### Required work
Take every line from the listing below that includes "screenshot" and copy it.

-- Begin The input --

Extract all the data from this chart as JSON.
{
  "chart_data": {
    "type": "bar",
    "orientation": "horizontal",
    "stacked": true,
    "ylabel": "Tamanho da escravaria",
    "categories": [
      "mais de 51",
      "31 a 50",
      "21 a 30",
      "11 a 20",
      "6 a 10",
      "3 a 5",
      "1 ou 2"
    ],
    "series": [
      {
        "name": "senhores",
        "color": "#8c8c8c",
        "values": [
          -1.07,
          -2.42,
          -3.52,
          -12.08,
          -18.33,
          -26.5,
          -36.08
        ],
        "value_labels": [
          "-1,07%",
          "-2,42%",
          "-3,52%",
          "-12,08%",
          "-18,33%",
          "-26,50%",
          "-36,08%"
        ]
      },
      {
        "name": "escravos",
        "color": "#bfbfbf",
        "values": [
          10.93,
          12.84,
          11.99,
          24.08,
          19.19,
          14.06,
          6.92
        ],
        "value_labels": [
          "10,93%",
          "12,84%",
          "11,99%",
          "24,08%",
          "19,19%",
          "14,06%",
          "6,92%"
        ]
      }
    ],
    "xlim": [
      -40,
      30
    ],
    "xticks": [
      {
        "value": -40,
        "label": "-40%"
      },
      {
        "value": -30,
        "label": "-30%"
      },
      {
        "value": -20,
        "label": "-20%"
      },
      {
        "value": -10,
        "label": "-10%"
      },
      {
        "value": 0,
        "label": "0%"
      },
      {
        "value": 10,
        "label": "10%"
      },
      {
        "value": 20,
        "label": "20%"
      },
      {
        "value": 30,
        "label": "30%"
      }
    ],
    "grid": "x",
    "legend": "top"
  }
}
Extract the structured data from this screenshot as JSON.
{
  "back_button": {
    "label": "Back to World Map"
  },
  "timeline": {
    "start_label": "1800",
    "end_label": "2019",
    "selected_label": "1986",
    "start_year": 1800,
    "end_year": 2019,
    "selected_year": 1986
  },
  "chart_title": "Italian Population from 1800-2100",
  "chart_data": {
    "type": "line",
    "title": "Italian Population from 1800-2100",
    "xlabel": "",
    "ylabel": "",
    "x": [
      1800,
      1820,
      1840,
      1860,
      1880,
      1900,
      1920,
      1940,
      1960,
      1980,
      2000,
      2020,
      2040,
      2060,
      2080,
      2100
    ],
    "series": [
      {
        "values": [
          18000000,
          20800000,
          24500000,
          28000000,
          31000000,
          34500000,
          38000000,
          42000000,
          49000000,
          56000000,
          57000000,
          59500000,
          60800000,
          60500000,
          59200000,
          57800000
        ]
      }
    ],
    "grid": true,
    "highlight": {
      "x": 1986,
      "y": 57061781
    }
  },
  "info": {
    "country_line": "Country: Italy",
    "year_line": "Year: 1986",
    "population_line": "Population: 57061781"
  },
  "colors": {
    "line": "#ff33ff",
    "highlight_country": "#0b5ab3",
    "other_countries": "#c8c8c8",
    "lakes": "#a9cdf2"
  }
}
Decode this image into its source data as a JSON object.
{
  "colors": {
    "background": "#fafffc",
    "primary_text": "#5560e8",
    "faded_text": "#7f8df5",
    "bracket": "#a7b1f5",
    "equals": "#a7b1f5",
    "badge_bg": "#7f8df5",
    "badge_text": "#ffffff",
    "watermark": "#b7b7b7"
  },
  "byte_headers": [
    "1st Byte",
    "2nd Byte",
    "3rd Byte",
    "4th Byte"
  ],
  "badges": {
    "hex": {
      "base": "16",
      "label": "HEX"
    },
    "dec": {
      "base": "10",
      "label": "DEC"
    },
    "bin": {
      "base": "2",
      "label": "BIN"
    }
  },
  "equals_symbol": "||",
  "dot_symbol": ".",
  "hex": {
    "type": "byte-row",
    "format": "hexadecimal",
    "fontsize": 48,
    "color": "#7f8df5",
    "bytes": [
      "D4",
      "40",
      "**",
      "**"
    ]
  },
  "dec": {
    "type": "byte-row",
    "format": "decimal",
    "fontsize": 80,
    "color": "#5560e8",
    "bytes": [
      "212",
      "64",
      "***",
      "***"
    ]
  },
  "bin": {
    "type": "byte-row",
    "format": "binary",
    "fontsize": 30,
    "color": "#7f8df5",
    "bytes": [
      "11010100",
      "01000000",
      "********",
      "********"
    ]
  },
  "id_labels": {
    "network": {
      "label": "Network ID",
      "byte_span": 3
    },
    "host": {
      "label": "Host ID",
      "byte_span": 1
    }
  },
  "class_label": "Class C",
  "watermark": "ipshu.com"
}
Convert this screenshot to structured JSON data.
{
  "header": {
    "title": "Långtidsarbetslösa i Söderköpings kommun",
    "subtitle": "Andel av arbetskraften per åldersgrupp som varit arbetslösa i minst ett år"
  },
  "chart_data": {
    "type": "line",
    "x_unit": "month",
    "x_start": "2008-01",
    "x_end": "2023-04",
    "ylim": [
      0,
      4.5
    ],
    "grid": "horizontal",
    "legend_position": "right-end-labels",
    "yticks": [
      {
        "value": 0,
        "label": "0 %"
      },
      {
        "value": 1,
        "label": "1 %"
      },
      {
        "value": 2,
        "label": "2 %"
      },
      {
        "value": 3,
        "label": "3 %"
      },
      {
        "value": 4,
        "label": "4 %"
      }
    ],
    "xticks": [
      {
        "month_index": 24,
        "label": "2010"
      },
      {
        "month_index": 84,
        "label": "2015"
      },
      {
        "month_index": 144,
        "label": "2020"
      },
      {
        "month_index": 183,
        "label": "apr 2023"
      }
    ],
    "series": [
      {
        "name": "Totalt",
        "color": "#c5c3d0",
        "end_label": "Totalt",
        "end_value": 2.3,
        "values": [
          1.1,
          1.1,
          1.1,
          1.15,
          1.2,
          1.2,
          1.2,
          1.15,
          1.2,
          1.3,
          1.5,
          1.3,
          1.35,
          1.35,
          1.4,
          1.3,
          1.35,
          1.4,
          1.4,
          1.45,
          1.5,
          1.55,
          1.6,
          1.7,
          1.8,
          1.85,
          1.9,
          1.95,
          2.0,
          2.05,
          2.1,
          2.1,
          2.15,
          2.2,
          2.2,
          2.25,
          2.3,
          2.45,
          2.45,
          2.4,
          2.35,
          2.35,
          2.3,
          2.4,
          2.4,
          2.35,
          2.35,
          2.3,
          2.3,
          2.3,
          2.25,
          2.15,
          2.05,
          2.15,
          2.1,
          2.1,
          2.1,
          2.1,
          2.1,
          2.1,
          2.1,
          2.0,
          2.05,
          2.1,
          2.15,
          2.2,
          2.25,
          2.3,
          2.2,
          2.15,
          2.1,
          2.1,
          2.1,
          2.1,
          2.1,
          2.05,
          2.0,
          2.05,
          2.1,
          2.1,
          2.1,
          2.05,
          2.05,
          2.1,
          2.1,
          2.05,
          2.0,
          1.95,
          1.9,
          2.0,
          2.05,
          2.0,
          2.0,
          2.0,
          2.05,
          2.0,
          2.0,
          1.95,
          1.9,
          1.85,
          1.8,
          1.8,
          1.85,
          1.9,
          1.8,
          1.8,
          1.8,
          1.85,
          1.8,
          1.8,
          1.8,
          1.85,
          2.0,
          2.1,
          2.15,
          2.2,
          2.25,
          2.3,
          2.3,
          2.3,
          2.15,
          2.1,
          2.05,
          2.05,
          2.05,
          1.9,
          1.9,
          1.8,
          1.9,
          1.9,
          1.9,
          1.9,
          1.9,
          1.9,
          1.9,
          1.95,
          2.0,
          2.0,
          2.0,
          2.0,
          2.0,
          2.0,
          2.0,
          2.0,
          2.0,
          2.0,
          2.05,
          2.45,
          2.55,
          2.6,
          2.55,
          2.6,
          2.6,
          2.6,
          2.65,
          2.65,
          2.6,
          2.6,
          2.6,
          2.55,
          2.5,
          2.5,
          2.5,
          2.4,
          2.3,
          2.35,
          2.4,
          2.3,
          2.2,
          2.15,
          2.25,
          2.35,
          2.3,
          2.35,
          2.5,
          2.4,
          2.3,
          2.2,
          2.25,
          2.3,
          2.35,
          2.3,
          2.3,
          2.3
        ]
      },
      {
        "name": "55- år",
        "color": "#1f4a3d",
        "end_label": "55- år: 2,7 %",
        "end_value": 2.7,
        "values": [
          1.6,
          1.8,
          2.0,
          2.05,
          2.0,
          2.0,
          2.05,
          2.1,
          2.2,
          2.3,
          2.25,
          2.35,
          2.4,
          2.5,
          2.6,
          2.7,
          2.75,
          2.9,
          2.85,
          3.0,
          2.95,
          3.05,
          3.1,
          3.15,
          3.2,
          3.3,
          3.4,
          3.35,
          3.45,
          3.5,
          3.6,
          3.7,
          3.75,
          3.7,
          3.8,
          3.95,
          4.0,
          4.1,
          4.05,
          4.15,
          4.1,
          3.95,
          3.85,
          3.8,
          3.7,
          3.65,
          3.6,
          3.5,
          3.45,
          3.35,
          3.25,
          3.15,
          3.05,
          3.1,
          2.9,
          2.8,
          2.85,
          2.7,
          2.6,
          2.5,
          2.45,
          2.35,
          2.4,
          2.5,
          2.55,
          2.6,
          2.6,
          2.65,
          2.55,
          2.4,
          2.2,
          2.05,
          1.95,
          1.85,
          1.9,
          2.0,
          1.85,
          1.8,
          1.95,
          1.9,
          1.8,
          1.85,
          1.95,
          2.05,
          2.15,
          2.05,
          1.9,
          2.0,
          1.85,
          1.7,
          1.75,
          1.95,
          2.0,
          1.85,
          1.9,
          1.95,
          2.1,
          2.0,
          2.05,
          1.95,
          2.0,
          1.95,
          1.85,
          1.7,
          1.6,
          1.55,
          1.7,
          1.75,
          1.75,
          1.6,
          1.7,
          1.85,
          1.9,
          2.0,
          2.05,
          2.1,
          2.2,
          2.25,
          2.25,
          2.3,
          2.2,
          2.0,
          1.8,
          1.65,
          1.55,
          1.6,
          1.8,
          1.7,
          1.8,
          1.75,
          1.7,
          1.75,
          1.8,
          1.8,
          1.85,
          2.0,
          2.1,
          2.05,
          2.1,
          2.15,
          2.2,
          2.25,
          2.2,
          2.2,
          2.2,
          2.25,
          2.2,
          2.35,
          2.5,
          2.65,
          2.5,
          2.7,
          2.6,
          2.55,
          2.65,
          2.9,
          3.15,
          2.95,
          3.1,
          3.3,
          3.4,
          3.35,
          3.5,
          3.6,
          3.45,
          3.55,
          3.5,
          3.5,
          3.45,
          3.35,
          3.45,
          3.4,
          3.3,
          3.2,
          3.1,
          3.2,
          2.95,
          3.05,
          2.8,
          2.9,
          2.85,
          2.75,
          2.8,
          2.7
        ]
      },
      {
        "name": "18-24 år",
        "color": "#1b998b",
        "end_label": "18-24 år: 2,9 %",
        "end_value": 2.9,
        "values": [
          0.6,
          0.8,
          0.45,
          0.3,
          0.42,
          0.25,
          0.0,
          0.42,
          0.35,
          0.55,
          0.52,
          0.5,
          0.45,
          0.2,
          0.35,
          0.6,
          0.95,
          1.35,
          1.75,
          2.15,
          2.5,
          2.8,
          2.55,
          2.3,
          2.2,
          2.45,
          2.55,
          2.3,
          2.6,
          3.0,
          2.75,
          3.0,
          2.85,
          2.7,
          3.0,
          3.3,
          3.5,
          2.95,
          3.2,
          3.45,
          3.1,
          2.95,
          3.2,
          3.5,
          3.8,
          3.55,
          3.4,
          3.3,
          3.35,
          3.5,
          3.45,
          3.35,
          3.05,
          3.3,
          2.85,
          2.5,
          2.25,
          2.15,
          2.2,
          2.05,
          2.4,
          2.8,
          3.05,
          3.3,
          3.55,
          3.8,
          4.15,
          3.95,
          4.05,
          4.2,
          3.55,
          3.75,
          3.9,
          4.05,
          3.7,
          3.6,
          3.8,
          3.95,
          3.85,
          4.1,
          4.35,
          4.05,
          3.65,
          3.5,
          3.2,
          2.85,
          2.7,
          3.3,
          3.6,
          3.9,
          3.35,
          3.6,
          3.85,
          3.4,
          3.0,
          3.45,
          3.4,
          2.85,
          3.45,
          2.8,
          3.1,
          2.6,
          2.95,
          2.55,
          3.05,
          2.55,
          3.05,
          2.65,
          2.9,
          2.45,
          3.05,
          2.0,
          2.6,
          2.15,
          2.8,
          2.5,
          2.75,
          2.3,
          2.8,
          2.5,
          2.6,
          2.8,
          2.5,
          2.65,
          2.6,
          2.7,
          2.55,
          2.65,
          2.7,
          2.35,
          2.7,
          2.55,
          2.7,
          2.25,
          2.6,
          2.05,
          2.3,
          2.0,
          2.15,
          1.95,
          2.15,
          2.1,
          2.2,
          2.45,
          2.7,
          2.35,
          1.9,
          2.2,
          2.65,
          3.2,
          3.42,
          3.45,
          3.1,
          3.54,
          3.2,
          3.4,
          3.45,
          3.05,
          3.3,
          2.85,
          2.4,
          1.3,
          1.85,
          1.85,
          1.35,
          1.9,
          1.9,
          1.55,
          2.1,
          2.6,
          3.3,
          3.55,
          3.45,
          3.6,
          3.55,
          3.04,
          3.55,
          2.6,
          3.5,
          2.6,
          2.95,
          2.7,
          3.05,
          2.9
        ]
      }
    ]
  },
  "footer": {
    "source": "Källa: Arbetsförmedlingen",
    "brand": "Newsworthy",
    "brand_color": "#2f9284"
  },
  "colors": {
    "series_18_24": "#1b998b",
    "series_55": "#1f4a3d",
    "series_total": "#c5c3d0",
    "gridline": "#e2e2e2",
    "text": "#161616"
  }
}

-- End The input --

### Exercise response
Extract the structured data from this screenshot as JSON.
Convert this screenshot to structured JSON data.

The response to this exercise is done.